— Start of Dataset rows —
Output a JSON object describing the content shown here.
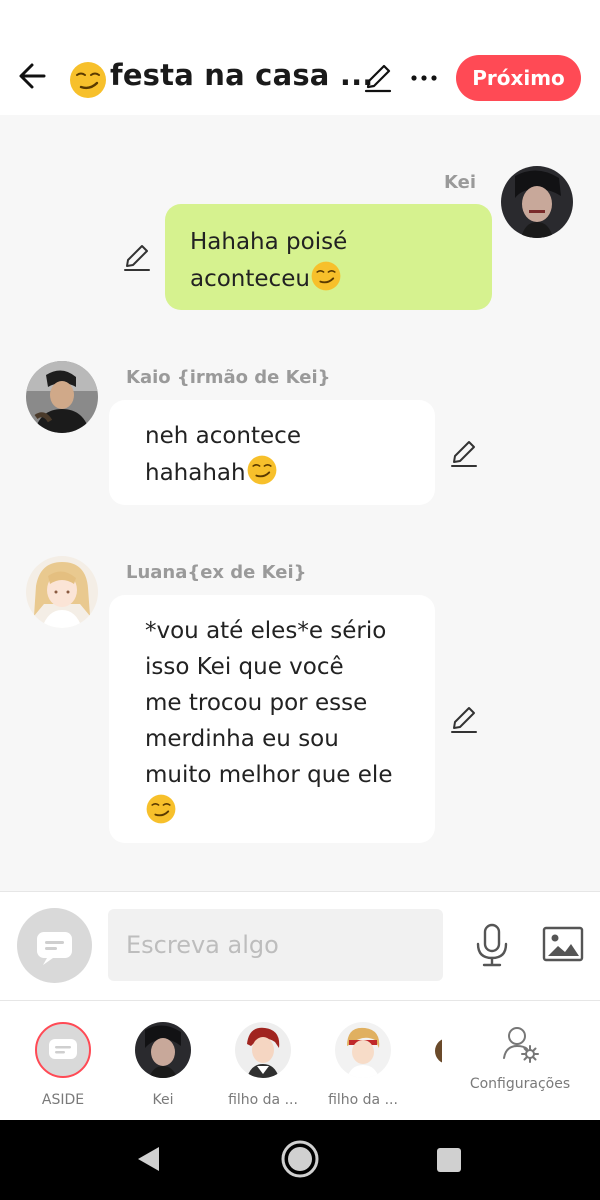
{
  "header": {
    "title_emoji": "smirk-emoji",
    "title": "festa na casa ...",
    "next_label": "Próximo"
  },
  "messages": [
    {
      "sender": "Kei",
      "lines": [
        "Hahaha poisé",
        "aconteceu"
      ],
      "bubble_color": "#d6f28f",
      "side": "right"
    },
    {
      "sender": "Kaio {irmão de Kei}",
      "lines": [
        "neh acontece",
        "hahahah"
      ],
      "bubble_color": "#ffffff",
      "side": "left"
    },
    {
      "sender": "Luana{ex de Kei}",
      "lines": [
        "*vou até eles*e sério",
        "isso Kei que você",
        "me trocou por esse",
        "merdinha eu sou",
        "muito melhor que ele"
      ],
      "bubble_color": "#ffffff",
      "side": "left"
    }
  ],
  "input": {
    "placeholder": "Escreva algo",
    "value": ""
  },
  "characters": [
    {
      "label": "ASIDE"
    },
    {
      "label": "Kei"
    },
    {
      "label": "filho da ..."
    },
    {
      "label": "filho da ..."
    },
    {
      "label": "Configurações"
    }
  ],
  "colors": {
    "accent": "#ff4a55",
    "user_bubble": "#d6f28f",
    "name_gray": "#9a9a9a"
  }
}
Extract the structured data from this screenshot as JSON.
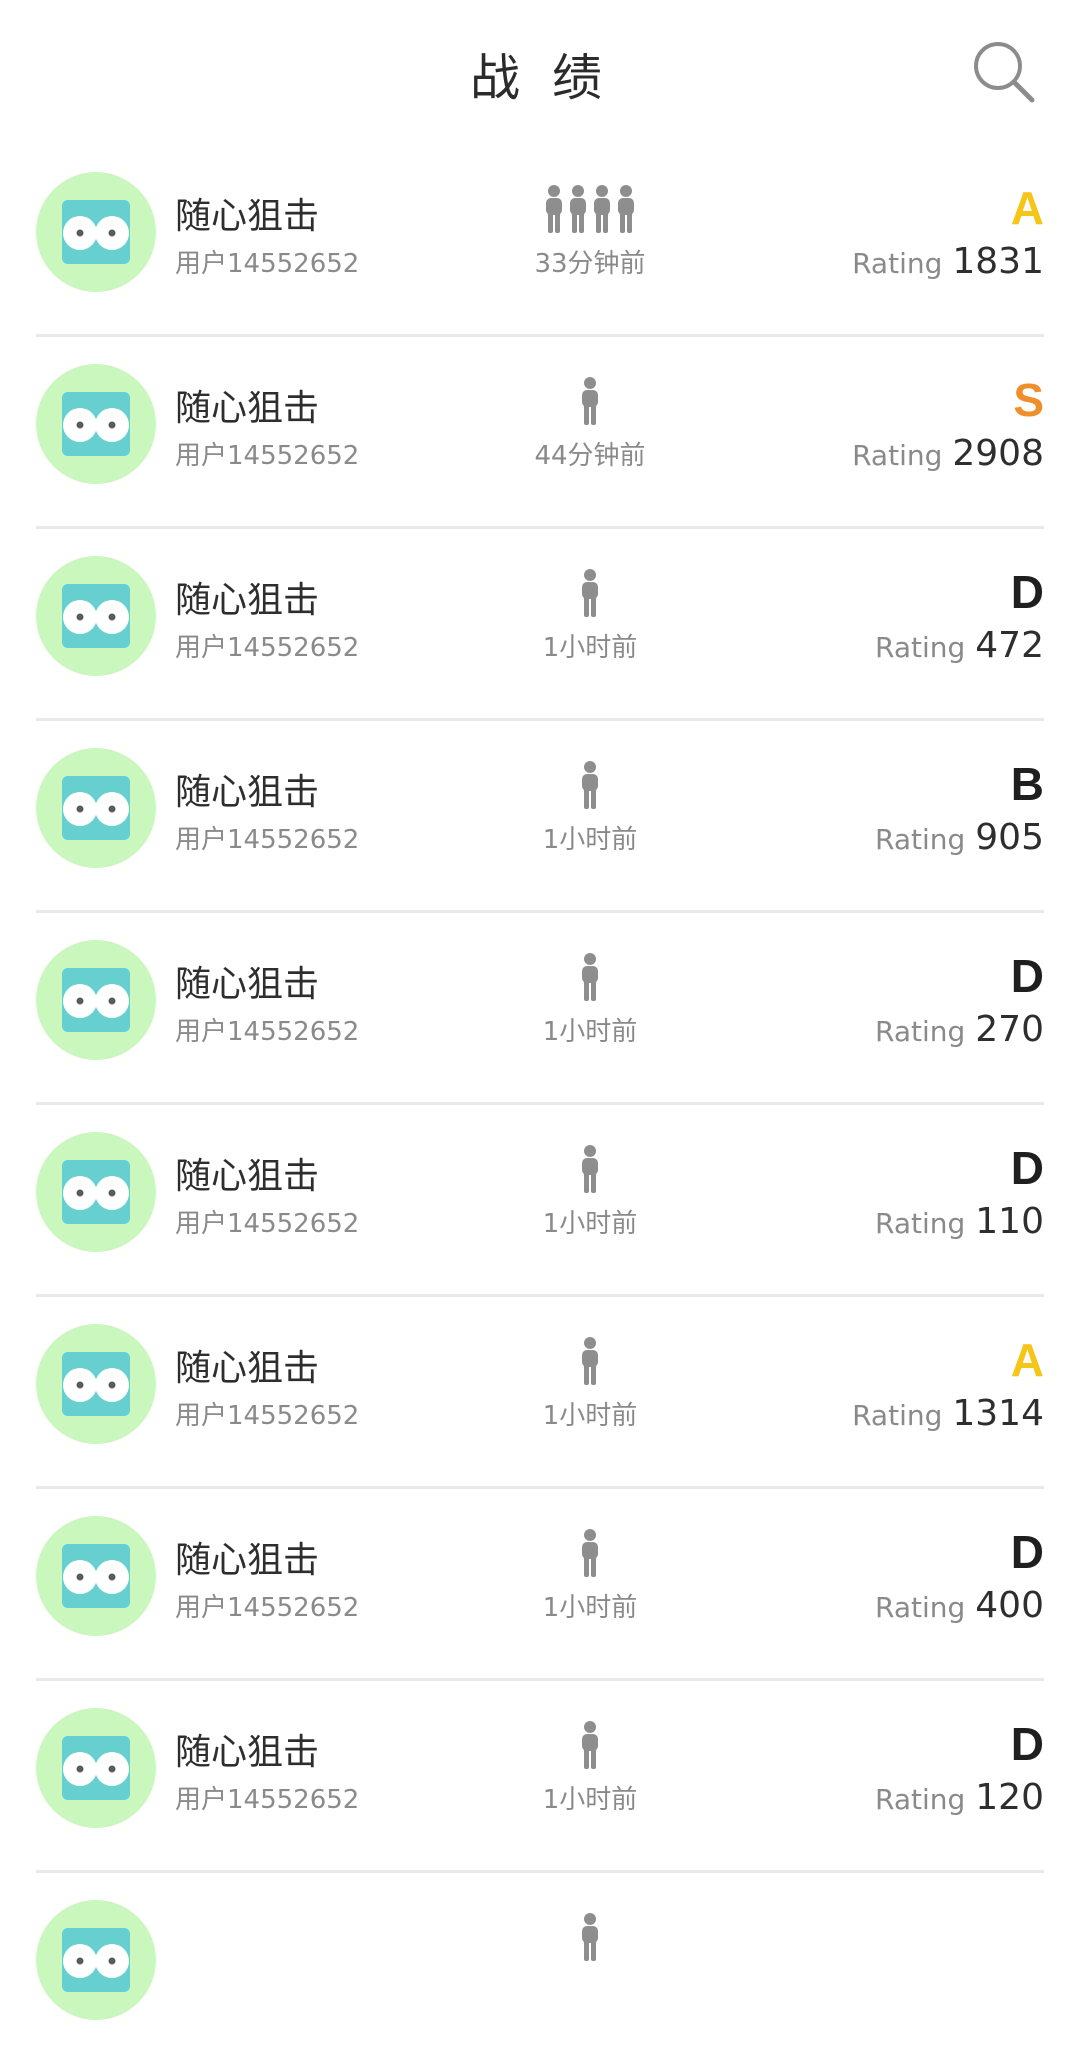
{
  "header": {
    "title": "战 绩"
  },
  "icons": {
    "search": "search-icon",
    "avatar": "avatar-owl-icon",
    "player": "person-icon"
  },
  "colors": {
    "grade_S": "#ef8f2b",
    "grade_A": "#f5c518",
    "grade_default": "#1f1f1f",
    "avatar_bg": "#c9f7bd",
    "avatar_face": "#66cfcf"
  },
  "rating_label": "Rating",
  "matches": [
    {
      "name": "随心狙击",
      "uid": "用户14552652",
      "players": 4,
      "time": "33分钟前",
      "grade": "A",
      "rating": "1831"
    },
    {
      "name": "随心狙击",
      "uid": "用户14552652",
      "players": 1,
      "time": "44分钟前",
      "grade": "S",
      "rating": "2908"
    },
    {
      "name": "随心狙击",
      "uid": "用户14552652",
      "players": 1,
      "time": "1小时前",
      "grade": "D",
      "rating": "472"
    },
    {
      "name": "随心狙击",
      "uid": "用户14552652",
      "players": 1,
      "time": "1小时前",
      "grade": "B",
      "rating": "905"
    },
    {
      "name": "随心狙击",
      "uid": "用户14552652",
      "players": 1,
      "time": "1小时前",
      "grade": "D",
      "rating": "270"
    },
    {
      "name": "随心狙击",
      "uid": "用户14552652",
      "players": 1,
      "time": "1小时前",
      "grade": "D",
      "rating": "110"
    },
    {
      "name": "随心狙击",
      "uid": "用户14552652",
      "players": 1,
      "time": "1小时前",
      "grade": "A",
      "rating": "1314"
    },
    {
      "name": "随心狙击",
      "uid": "用户14552652",
      "players": 1,
      "time": "1小时前",
      "grade": "D",
      "rating": "400"
    },
    {
      "name": "随心狙击",
      "uid": "用户14552652",
      "players": 1,
      "time": "1小时前",
      "grade": "D",
      "rating": "120"
    }
  ]
}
— End of Dataset rows —
**Short exercise:**
Print out the whole of the material word for word, without pictures.

**Full solution:**
Output a JSON object describing the content shown here.
{
  "header": {
    "title_emoji": "smirk-emoji",
    "title": "festa na casa ...",
    "next_label": "Próximo"
  },
  "messages": [
    {
      "sender": "Kei",
      "lines": [
        "Hahaha poisé",
        "aconteceu"
      ],
      "bubble_color": "#d6f28f",
      "side": "right"
    },
    {
      "sender": "Kaio {irmão de Kei}",
      "lines": [
        "neh acontece",
        "hahahah"
      ],
      "bubble_color": "#ffffff",
      "side": "left"
    },
    {
      "sender": "Luana{ex de Kei}",
      "lines": [
        "*vou até eles*e sério",
        "isso Kei que você",
        "me trocou por esse",
        "merdinha eu sou",
        "muito melhor que ele"
      ],
      "bubble_color": "#ffffff",
      "side": "left"
    }
  ],
  "input": {
    "placeholder": "Escreva algo",
    "value": ""
  },
  "characters": [
    {
      "label": "ASIDE"
    },
    {
      "label": "Kei"
    },
    {
      "label": "filho da ..."
    },
    {
      "label": "filho da ..."
    },
    {
      "label": "Configurações"
    }
  ],
  "colors": {
    "accent": "#ff4a55",
    "user_bubble": "#d6f28f",
    "name_gray": "#9a9a9a"
  }
}
Extract the structured data from this screenshot as JSON.
{
  "header": {
    "title": "战 绩"
  },
  "icons": {
    "search": "search-icon",
    "avatar": "avatar-owl-icon",
    "player": "person-icon"
  },
  "colors": {
    "grade_S": "#ef8f2b",
    "grade_A": "#f5c518",
    "grade_default": "#1f1f1f",
    "avatar_bg": "#c9f7bd",
    "avatar_face": "#66cfcf"
  },
  "rating_label": "Rating",
  "matches": [
    {
      "name": "随心狙击",
      "uid": "用户14552652",
      "players": 4,
      "time": "33分钟前",
      "grade": "A",
      "rating": "1831"
    },
    {
      "name": "随心狙击",
      "uid": "用户14552652",
      "players": 1,
      "time": "44分钟前",
      "grade": "S",
      "rating": "2908"
    },
    {
      "name": "随心狙击",
      "uid": "用户14552652",
      "players": 1,
      "time": "1小时前",
      "grade": "D",
      "rating": "472"
    },
    {
      "name": "随心狙击",
      "uid": "用户14552652",
      "players": 1,
      "time": "1小时前",
      "grade": "B",
      "rating": "905"
    },
    {
      "name": "随心狙击",
      "uid": "用户14552652",
      "players": 1,
      "time": "1小时前",
      "grade": "D",
      "rating": "270"
    },
    {
      "name": "随心狙击",
      "uid": "用户14552652",
      "players": 1,
      "time": "1小时前",
      "grade": "D",
      "rating": "110"
    },
    {
      "name": "随心狙击",
      "uid": "用户14552652",
      "players": 1,
      "time": "1小时前",
      "grade": "A",
      "rating": "1314"
    },
    {
      "name": "随心狙击",
      "uid": "用户14552652",
      "players": 1,
      "time": "1小时前",
      "grade": "D",
      "rating": "400"
    },
    {
      "name": "随心狙击",
      "uid": "用户14552652",
      "players": 1,
      "time": "1小时前",
      "grade": "D",
      "rating": "120"
    }
  ]
}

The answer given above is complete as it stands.